Task description
Search the listing for the string "type" and copy every line that contains it.

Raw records
....

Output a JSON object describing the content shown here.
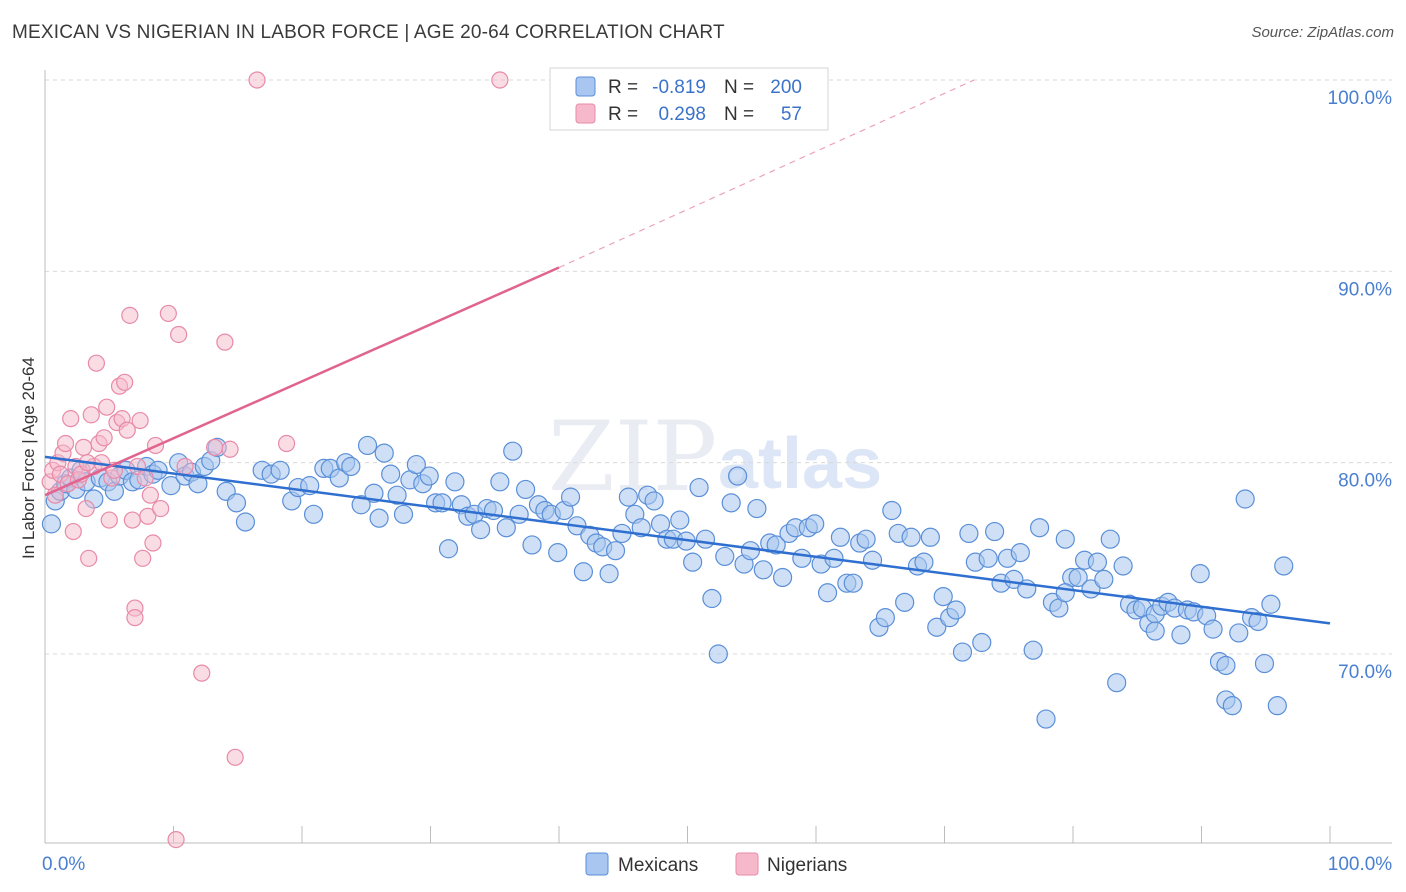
{
  "title": "MEXICAN VS NIGERIAN IN LABOR FORCE | AGE 20-64 CORRELATION CHART",
  "source": "Source: ZipAtlas.com",
  "watermark": {
    "zip": "ZIP",
    "atlas": "atlas"
  },
  "colors": {
    "mexicans_fill": "#a8c6ef",
    "mexicans_stroke": "#5a8fd8",
    "mexicans_line": "#2f6fd0",
    "nigerians_fill": "#f6b9cc",
    "nigerians_stroke": "#e88aa8",
    "nigerians_line": "#e0648f",
    "grid": "#d9d9d9",
    "tick_label": "#4a7fd0"
  },
  "legend": {
    "rows": [
      {
        "r_label": "R = ",
        "r_value": "-0.819",
        "n_label": "N = ",
        "n_value": "200"
      },
      {
        "r_label": "R = ",
        "r_value": "0.298",
        "n_label": "N = ",
        "n_value": "57"
      }
    ]
  },
  "bottom_legend": [
    "Mexicans",
    "Nigerians"
  ],
  "chart_data": {
    "type": "scatter",
    "xlabel": "",
    "ylabel": "In Labor Force | Age 20-64",
    "xlim": [
      0,
      100
    ],
    "ylim": [
      60.3,
      101
    ],
    "x_tick_labels": [
      {
        "value": 0,
        "label": "0.0%"
      },
      {
        "value": 100,
        "label": "100.0%"
      }
    ],
    "y_tick_labels": [
      {
        "value": 100,
        "label": "100.0%"
      },
      {
        "value": 90,
        "label": "90.0%"
      },
      {
        "value": 80,
        "label": "80.0%"
      },
      {
        "value": 70,
        "label": "70.0%"
      }
    ],
    "grid": true,
    "legend_position": "top-center",
    "series": [
      {
        "name": "Mexicans",
        "r": -0.819,
        "n": 200,
        "trend": {
          "x": [
            0,
            100
          ],
          "y": [
            80.3,
            71.6
          ]
        },
        "points": [
          [
            0.5,
            76.8
          ],
          [
            0.8,
            78.0
          ],
          [
            1.2,
            78.5
          ],
          [
            1.6,
            78.9
          ],
          [
            2.0,
            79.2
          ],
          [
            2.4,
            78.6
          ],
          [
            2.8,
            79.6
          ],
          [
            3.2,
            79.0
          ],
          [
            3.8,
            78.1
          ],
          [
            4.3,
            79.2
          ],
          [
            4.9,
            79.0
          ],
          [
            5.4,
            78.5
          ],
          [
            5.8,
            79.3
          ],
          [
            6.3,
            79.6
          ],
          [
            6.8,
            79.0
          ],
          [
            7.3,
            79.1
          ],
          [
            7.9,
            79.8
          ],
          [
            8.4,
            79.4
          ],
          [
            8.8,
            79.6
          ],
          [
            9.8,
            78.8
          ],
          [
            10.4,
            80.0
          ],
          [
            10.9,
            79.3
          ],
          [
            11.4,
            79.5
          ],
          [
            11.9,
            78.9
          ],
          [
            12.4,
            79.8
          ],
          [
            12.9,
            80.1
          ],
          [
            13.4,
            80.8
          ],
          [
            14.1,
            78.5
          ],
          [
            14.9,
            77.9
          ],
          [
            15.6,
            76.9
          ],
          [
            16.9,
            79.6
          ],
          [
            17.6,
            79.4
          ],
          [
            18.3,
            79.6
          ],
          [
            19.2,
            78.0
          ],
          [
            19.7,
            78.7
          ],
          [
            20.6,
            78.8
          ],
          [
            20.9,
            77.3
          ],
          [
            21.7,
            79.7
          ],
          [
            22.2,
            79.7
          ],
          [
            22.9,
            79.2
          ],
          [
            23.4,
            80.0
          ],
          [
            23.8,
            79.8
          ],
          [
            24.6,
            77.8
          ],
          [
            25.1,
            80.9
          ],
          [
            25.6,
            78.4
          ],
          [
            26.0,
            77.1
          ],
          [
            26.4,
            80.5
          ],
          [
            26.9,
            79.4
          ],
          [
            27.4,
            78.3
          ],
          [
            27.9,
            77.3
          ],
          [
            28.4,
            79.1
          ],
          [
            28.9,
            79.9
          ],
          [
            29.4,
            78.9
          ],
          [
            29.9,
            79.3
          ],
          [
            30.4,
            77.9
          ],
          [
            30.9,
            77.9
          ],
          [
            31.4,
            75.5
          ],
          [
            31.9,
            79.0
          ],
          [
            32.4,
            77.8
          ],
          [
            32.9,
            77.2
          ],
          [
            33.4,
            77.3
          ],
          [
            33.9,
            76.5
          ],
          [
            34.4,
            77.6
          ],
          [
            34.9,
            77.5
          ],
          [
            35.4,
            79.0
          ],
          [
            35.9,
            76.6
          ],
          [
            36.4,
            80.6
          ],
          [
            36.9,
            77.3
          ],
          [
            37.4,
            78.6
          ],
          [
            37.9,
            75.7
          ],
          [
            38.4,
            77.8
          ],
          [
            38.9,
            77.5
          ],
          [
            39.4,
            77.3
          ],
          [
            39.9,
            75.3
          ],
          [
            40.4,
            77.5
          ],
          [
            40.9,
            78.2
          ],
          [
            41.4,
            76.7
          ],
          [
            41.9,
            74.3
          ],
          [
            42.4,
            76.2
          ],
          [
            42.9,
            75.8
          ],
          [
            43.4,
            75.6
          ],
          [
            43.9,
            74.2
          ],
          [
            44.4,
            75.4
          ],
          [
            44.9,
            76.3
          ],
          [
            45.4,
            78.2
          ],
          [
            45.9,
            77.3
          ],
          [
            46.4,
            76.6
          ],
          [
            46.9,
            78.3
          ],
          [
            47.4,
            78.0
          ],
          [
            47.9,
            76.8
          ],
          [
            48.4,
            76.0
          ],
          [
            48.9,
            76.0
          ],
          [
            49.4,
            77.0
          ],
          [
            49.9,
            75.9
          ],
          [
            50.4,
            74.8
          ],
          [
            50.9,
            78.7
          ],
          [
            51.4,
            76.0
          ],
          [
            51.9,
            72.9
          ],
          [
            52.4,
            70.0
          ],
          [
            52.9,
            75.1
          ],
          [
            53.4,
            77.9
          ],
          [
            53.9,
            79.3
          ],
          [
            54.4,
            74.7
          ],
          [
            54.9,
            75.4
          ],
          [
            55.4,
            77.6
          ],
          [
            55.9,
            74.4
          ],
          [
            56.4,
            75.8
          ],
          [
            56.9,
            75.7
          ],
          [
            57.4,
            74.0
          ],
          [
            57.9,
            76.3
          ],
          [
            58.4,
            76.6
          ],
          [
            58.9,
            75.0
          ],
          [
            59.4,
            76.6
          ],
          [
            59.9,
            76.8
          ],
          [
            60.4,
            74.7
          ],
          [
            60.9,
            73.2
          ],
          [
            61.4,
            75.0
          ],
          [
            61.9,
            76.1
          ],
          [
            62.4,
            73.7
          ],
          [
            62.9,
            73.7
          ],
          [
            63.4,
            75.8
          ],
          [
            63.9,
            76.0
          ],
          [
            64.4,
            74.9
          ],
          [
            64.9,
            71.4
          ],
          [
            65.4,
            71.9
          ],
          [
            65.9,
            77.5
          ],
          [
            66.4,
            76.3
          ],
          [
            66.9,
            72.7
          ],
          [
            67.4,
            76.1
          ],
          [
            67.9,
            74.6
          ],
          [
            68.4,
            74.8
          ],
          [
            68.9,
            76.1
          ],
          [
            69.4,
            71.4
          ],
          [
            69.9,
            73.0
          ],
          [
            70.4,
            71.9
          ],
          [
            70.9,
            72.3
          ],
          [
            71.4,
            70.1
          ],
          [
            71.9,
            76.3
          ],
          [
            72.4,
            74.8
          ],
          [
            72.9,
            70.6
          ],
          [
            73.4,
            75.0
          ],
          [
            73.9,
            76.4
          ],
          [
            74.4,
            73.7
          ],
          [
            74.9,
            75.0
          ],
          [
            75.4,
            73.9
          ],
          [
            75.9,
            75.3
          ],
          [
            76.4,
            73.4
          ],
          [
            76.9,
            70.2
          ],
          [
            77.4,
            76.6
          ],
          [
            77.9,
            66.6
          ],
          [
            78.4,
            72.7
          ],
          [
            78.9,
            72.4
          ],
          [
            79.4,
            76.0
          ],
          [
            79.9,
            74.0
          ],
          [
            80.4,
            74.0
          ],
          [
            80.9,
            74.9
          ],
          [
            81.4,
            73.4
          ],
          [
            81.9,
            74.8
          ],
          [
            82.4,
            73.9
          ],
          [
            82.9,
            76.0
          ],
          [
            83.4,
            68.5
          ],
          [
            83.9,
            74.6
          ],
          [
            84.4,
            72.6
          ],
          [
            84.9,
            72.3
          ],
          [
            85.4,
            72.4
          ],
          [
            85.9,
            71.6
          ],
          [
            86.4,
            72.1
          ],
          [
            86.9,
            72.5
          ],
          [
            87.4,
            72.7
          ],
          [
            87.9,
            72.4
          ],
          [
            88.4,
            71.0
          ],
          [
            88.9,
            72.3
          ],
          [
            89.4,
            72.2
          ],
          [
            89.9,
            74.2
          ],
          [
            90.4,
            72.0
          ],
          [
            90.9,
            71.3
          ],
          [
            91.4,
            69.6
          ],
          [
            91.9,
            67.6
          ],
          [
            92.4,
            67.3
          ],
          [
            92.9,
            71.1
          ],
          [
            93.4,
            78.1
          ],
          [
            93.9,
            71.9
          ],
          [
            94.4,
            71.7
          ],
          [
            94.9,
            69.5
          ],
          [
            95.4,
            72.6
          ],
          [
            95.9,
            67.3
          ],
          [
            96.4,
            74.6
          ],
          [
            91.9,
            69.4
          ],
          [
            86.4,
            71.2
          ],
          [
            79.4,
            73.2
          ]
        ]
      },
      {
        "name": "Nigerians",
        "r": 0.298,
        "n": 57,
        "trend": {
          "x": [
            0,
            40
          ],
          "y": [
            78.3,
            90.2
          ]
        },
        "trend_extended": {
          "x": [
            40,
            72.3
          ],
          "y": [
            90.2,
            100.0
          ]
        },
        "points": [
          [
            0.4,
            79.0
          ],
          [
            0.6,
            79.6
          ],
          [
            0.8,
            78.3
          ],
          [
            1.0,
            80.0
          ],
          [
            1.2,
            79.4
          ],
          [
            1.4,
            80.5
          ],
          [
            1.6,
            81.0
          ],
          [
            1.8,
            78.9
          ],
          [
            2.0,
            82.3
          ],
          [
            2.2,
            76.4
          ],
          [
            2.4,
            79.8
          ],
          [
            2.6,
            79.1
          ],
          [
            2.8,
            79.4
          ],
          [
            3.0,
            80.8
          ],
          [
            3.2,
            77.6
          ],
          [
            3.4,
            75.0
          ],
          [
            3.6,
            82.5
          ],
          [
            3.8,
            79.8
          ],
          [
            4.0,
            85.2
          ],
          [
            4.2,
            81.0
          ],
          [
            4.4,
            80.0
          ],
          [
            4.6,
            81.3
          ],
          [
            4.8,
            82.9
          ],
          [
            5.0,
            77.0
          ],
          [
            5.2,
            79.2
          ],
          [
            5.4,
            79.6
          ],
          [
            5.6,
            82.1
          ],
          [
            5.8,
            84.0
          ],
          [
            6.0,
            82.3
          ],
          [
            6.2,
            84.2
          ],
          [
            6.4,
            81.7
          ],
          [
            6.6,
            87.7
          ],
          [
            6.8,
            77.0
          ],
          [
            7.0,
            72.4
          ],
          [
            7.2,
            79.8
          ],
          [
            7.4,
            82.2
          ],
          [
            7.6,
            75.0
          ],
          [
            7.8,
            79.2
          ],
          [
            8.0,
            77.2
          ],
          [
            8.2,
            78.3
          ],
          [
            8.4,
            75.8
          ],
          [
            8.6,
            80.9
          ],
          [
            9.0,
            77.6
          ],
          [
            9.6,
            87.8
          ],
          [
            10.4,
            86.7
          ],
          [
            10.9,
            79.8
          ],
          [
            12.2,
            69.0
          ],
          [
            13.2,
            80.8
          ],
          [
            14.0,
            86.3
          ],
          [
            14.4,
            80.7
          ],
          [
            14.8,
            64.6
          ],
          [
            16.5,
            100.0
          ],
          [
            18.8,
            81.0
          ],
          [
            35.4,
            100.0
          ],
          [
            10.2,
            60.3
          ],
          [
            3.3,
            80.0
          ],
          [
            7.0,
            71.9
          ]
        ]
      }
    ]
  }
}
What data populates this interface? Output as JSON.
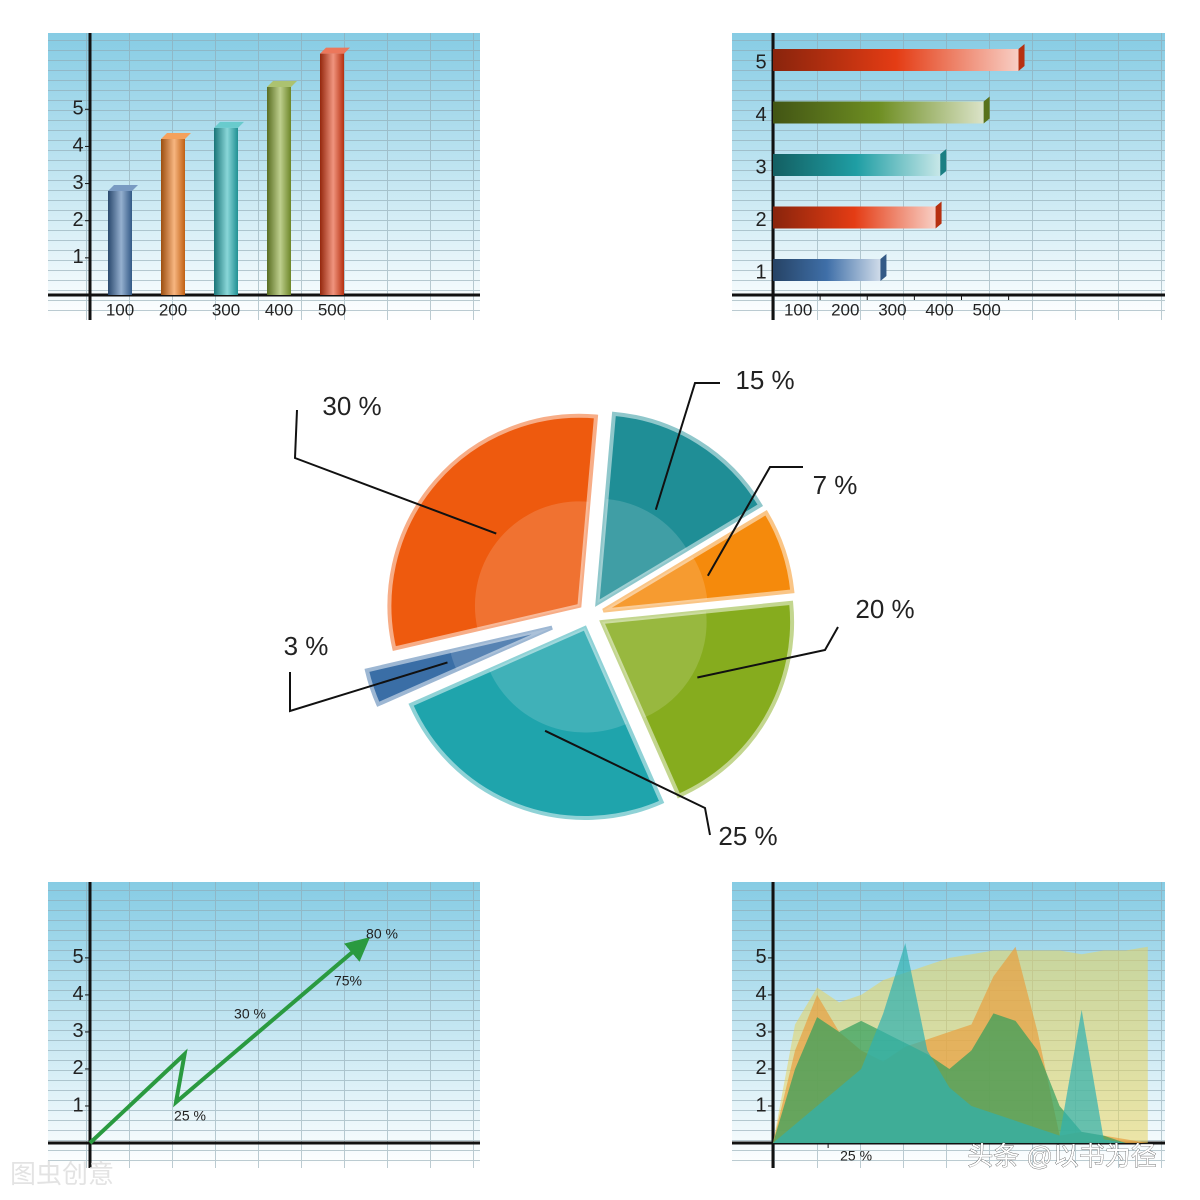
{
  "chart_data": [
    {
      "type": "bar",
      "categories": [
        "100",
        "200",
        "300",
        "400",
        "500"
      ],
      "values": [
        2.8,
        4.2,
        4.5,
        5.6,
        6.5
      ],
      "colors": [
        "#3f6fa8",
        "#f07818",
        "#28b4b8",
        "#88a832",
        "#e43c14"
      ],
      "ylim": [
        0,
        7
      ],
      "yticks": [
        1,
        2,
        3,
        4,
        5
      ]
    },
    {
      "type": "hbar",
      "categories": [
        "1",
        "2",
        "3",
        "4",
        "5"
      ],
      "values": [
        228,
        345,
        355,
        447,
        521
      ],
      "colors": [
        "#3f6fa8",
        "#e43c14",
        "#1f9ea4",
        "#6e8e22",
        "#e43c14"
      ],
      "xlim": [
        0,
        800
      ],
      "xticks": [
        100,
        200,
        300,
        400,
        500
      ]
    },
    {
      "type": "pie",
      "values": [
        15,
        7,
        20,
        25,
        3,
        30
      ],
      "value_labels": [
        "15 %",
        "7 %",
        "20 %",
        "25 %",
        "3 %",
        "30 %"
      ],
      "colors": [
        "#1f8e96",
        "#f58a0c",
        "#86ac1e",
        "#1fa4ac",
        "#3a6ea6",
        "#ee5a0e"
      ]
    },
    {
      "type": "line",
      "x": [
        0,
        2.2,
        2.0,
        6.3
      ],
      "values": [
        0,
        2.4,
        1.1,
        5.35
      ],
      "color": "#2a9a40",
      "xlim": [
        0,
        9
      ],
      "ylim": [
        0,
        7.05
      ],
      "yticks": [
        1,
        2,
        3,
        4,
        5
      ],
      "annotations": [
        "25 %",
        "30 %",
        "75%",
        "80 %"
      ]
    },
    {
      "type": "area",
      "x": [
        0,
        10,
        20,
        30,
        40,
        50,
        60,
        70,
        80,
        90,
        100,
        110,
        120,
        130,
        140,
        150,
        160,
        170
      ],
      "series": [
        {
          "color": "#e6d460",
          "values": [
            0,
            3.2,
            4.2,
            3.8,
            4.0,
            4.4,
            4.6,
            4.8,
            5.0,
            5.1,
            5.2,
            5.2,
            5.2,
            5.2,
            5.1,
            5.2,
            5.2,
            5.3
          ]
        },
        {
          "color": "#e8a040",
          "values": [
            0,
            2.5,
            4.0,
            3.0,
            2.5,
            2.2,
            2.6,
            2.8,
            3.0,
            3.2,
            4.5,
            5.3,
            3.0,
            0.2,
            0.3,
            0.2,
            0.1,
            0
          ]
        },
        {
          "color": "#2f9e5c",
          "values": [
            0,
            2.0,
            3.4,
            3.0,
            3.3,
            3.0,
            2.7,
            2.4,
            2.0,
            2.5,
            3.5,
            3.3,
            2.5,
            1.0,
            0.3,
            0.2,
            0,
            0
          ]
        },
        {
          "color": "#2fb0b0",
          "values": [
            0,
            0.5,
            1.0,
            1.5,
            2.0,
            3.5,
            5.4,
            2.5,
            1.5,
            1.0,
            0.8,
            0.6,
            0.4,
            0.2,
            3.6,
            0.1,
            0,
            0
          ]
        }
      ],
      "xlim": [
        0,
        171
      ],
      "ylim": [
        0,
        7.05
      ],
      "xticks": [
        {
          "value": 25,
          "label": "25 %"
        }
      ],
      "yticks": [
        1,
        2,
        3,
        4,
        5
      ]
    }
  ],
  "watermarks": [
    "头条 @以书为径",
    "图虫创意"
  ]
}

....

Response to the task
    "type": "scatter",
      "type": "bar",
      "type": "hbar",
      "type": "pie",
      "type": "line",
      "type": "area",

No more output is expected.